PROBLEM STATEMENT: Pictures aside, write out every record exactly as it appears.

[Entries from a dataset]
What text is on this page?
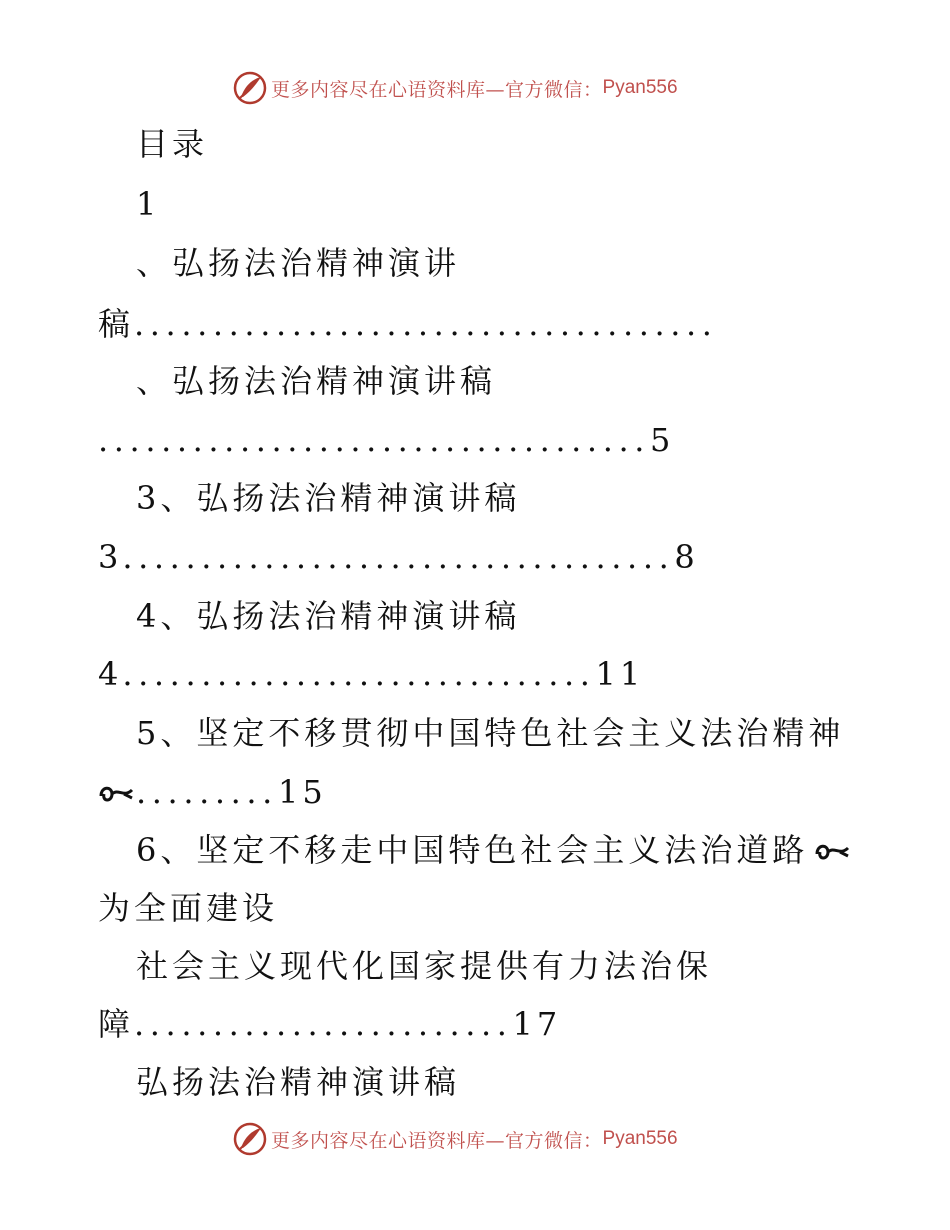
更多内容尽在心语资料库—官方微信： Pyan556
目录
1
、弘扬法治精神演讲
稿.....................................
、弘扬法治精神演讲稿
...................................5
3、弘扬法治精神演讲稿
3...................................8
4、弘扬法治精神演讲稿
4..............................11
5、坚定不移贯彻中国特色社会主义法治精神
.........15
6、坚定不移走中国特色社会主义法治道路
为全面建设
社会主义现代化国家提供有力法治保
障........................17
弘扬法治精神演讲稿
更多内容尽在心语资料库—官方微信： Pyan556
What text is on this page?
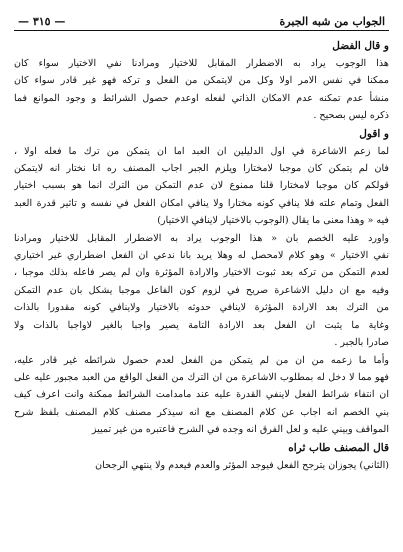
الجواب من شبه الجبرة
— ٣١٥ —

و قال الفضل

هذا الوجوب يراد به الاضطرار المقابل للاختيار ومرادنا نفي الاختيار سواء كان

ممكنا في نفس الامر اولا وكل من لايتمكن من الفعل و تركه فهو غير قادر سواء كان

منشأ عدم تمكنه عدم الامكان الذاتي لفعله اوعدم حصول الشرائط و وجود الموانع فما

ذكره ليس بصحيح .

و اقول

لما زعم الاشاعرة في اول الدليلين ان العبد اما ان يتمكن من ترك ما فعله اولا ،

فان لم يتمكن كان موجبا لامختارا ويلزم الجبر اجاب المصنف ره انا نختار انه لايتمكن

قولكم كان موجبا لامختارا قلنا ممنوع لان عدم التمكن من الترك انما هو بسبب اختيار

الفعل وتمام علته فلا ينافي كونه مختارا ولا ينافي امكان الفعل في نفسه و تاثير قدرة العبد

فيه « وهذا معنى ما يقال (الوجوب بالاختيار لاينافي الاختيار)

واورد عليه الخصم بان « هذا الوجوب يراد به الاضطرار المقابل للاختيار ومرادنا

نفي الاختيار » وهو كلام لامحصل له وهلا يريد بانا ندعي ان الفعل اضطراري غير اختياري

لعدم التمكن من تركه بعد ثبوت الاختيار والارادة المؤثرة وان لم يصر فاعله بذلك موجبا ،

وفيه مع ان دليل الاشاعرة صريح في لزوم كون الفاعل موجبا يشكل بان عدم التمكن

من الترك بعد الارادة المؤثرة لاينافي حدوثه بالاختيار ولاينافي كونه مقدورا بالذات

وغاية ما يثبت ان الفعل بعد الارادة التامة يصير واجبا بالغير لاواجبا بالذات ولا

صادرا بالجبر .

وأما ما زعمه من ان من لم يتمكن من الفعل لعدم حصول شرائطه غير قادر عليه،

فهو مما لا دخل له بمطلوب الاشاعرة من ان الترك من الفعل الواقع من العبد مجبور عليه على

ان انتفاء شرائط الفعل لاينفي القدرة عليه عند مامدامت الشرائط ممكنة وانت اعرف كيف

بني الخصم انه اجاب عن كلام المصنف مع انه سيذكر مصنف كلام المصنف بلفظ شرح

المواقف وبيني عليه و لعل الفرق انه وجده في الشرح فاعتبره من غير تمييز

قال المصنف طاب ثراه

(الثاني) يجوزان يترجح الفعل فيوجد المؤثر والعدم فيعدم ولا ينتهي الرجحان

RESULT OF THE EXERCISE:
What text is on this page?
更多内容尽在心语资料库—官方微信： Pyan556
目录
1
、弘扬法治精神演讲
稿.....................................
、弘扬法治精神演讲稿
...................................5
3、弘扬法治精神演讲稿
3...................................8
4、弘扬法治精神演讲稿
4..............................11
5、坚定不移贯彻中国特色社会主义法治精神
.........15
6、坚定不移走中国特色社会主义法治道路
为全面建设
社会主义现代化国家提供有力法治保
障........................17
弘扬法治精神演讲稿
更多内容尽在心语资料库—官方微信： Pyan556
What text is on this page?
الجواب من شبه الجبرة
— ٣١٥ —

و قال الفضل

هذا الوجوب يراد به الاضطرار المقابل للاختيار ومرادنا نفي الاختيار سواء كان

ممكنا في نفس الامر اولا وكل من لايتمكن من الفعل و تركه فهو غير قادر سواء كان

منشأ عدم تمكنه عدم الامكان الذاتي لفعله اوعدم حصول الشرائط و وجود الموانع فما

ذكره ليس بصحيح .

و اقول

لما زعم الاشاعرة في اول الدليلين ان العبد اما ان يتمكن من ترك ما فعله اولا ،

فان لم يتمكن كان موجبا لامختارا ويلزم الجبر اجاب المصنف ره انا نختار انه لايتمكن

قولكم كان موجبا لامختارا قلنا ممنوع لان عدم التمكن من الترك انما هو بسبب اختيار

الفعل وتمام علته فلا ينافي كونه مختارا ولا ينافي امكان الفعل في نفسه و تاثير قدرة العبد

فيه « وهذا معنى ما يقال (الوجوب بالاختيار لاينافي الاختيار)

واورد عليه الخصم بان « هذا الوجوب يراد به الاضطرار المقابل للاختيار ومرادنا

نفي الاختيار » وهو كلام لامحصل له وهلا يريد بانا ندعي ان الفعل اضطراري غير اختياري

لعدم التمكن من تركه بعد ثبوت الاختيار والارادة المؤثرة وان لم يصر فاعله بذلك موجبا ،

وفيه مع ان دليل الاشاعرة صريح في لزوم كون الفاعل موجبا يشكل بان عدم التمكن

من الترك بعد الارادة المؤثرة لاينافي حدوثه بالاختيار ولاينافي كونه مقدورا بالذات

وغاية ما يثبت ان الفعل بعد الارادة التامة يصير واجبا بالغير لاواجبا بالذات ولا

صادرا بالجبر .

وأما ما زعمه من ان من لم يتمكن من الفعل لعدم حصول شرائطه غير قادر عليه،

فهو مما لا دخل له بمطلوب الاشاعرة من ان الترك من الفعل الواقع من العبد مجبور عليه على

ان انتفاء شرائط الفعل لاينفي القدرة عليه عند مامدامت الشرائط ممكنة وانت اعرف كيف

بني الخصم انه اجاب عن كلام المصنف مع انه سيذكر مصنف كلام المصنف بلفظ شرح

المواقف وبيني عليه و لعل الفرق انه وجده في الشرح فاعتبره من غير تمييز

قال المصنف طاب ثراه

(الثاني) يجوزان يترجح الفعل فيوجد المؤثر والعدم فيعدم ولا ينتهي الرجحان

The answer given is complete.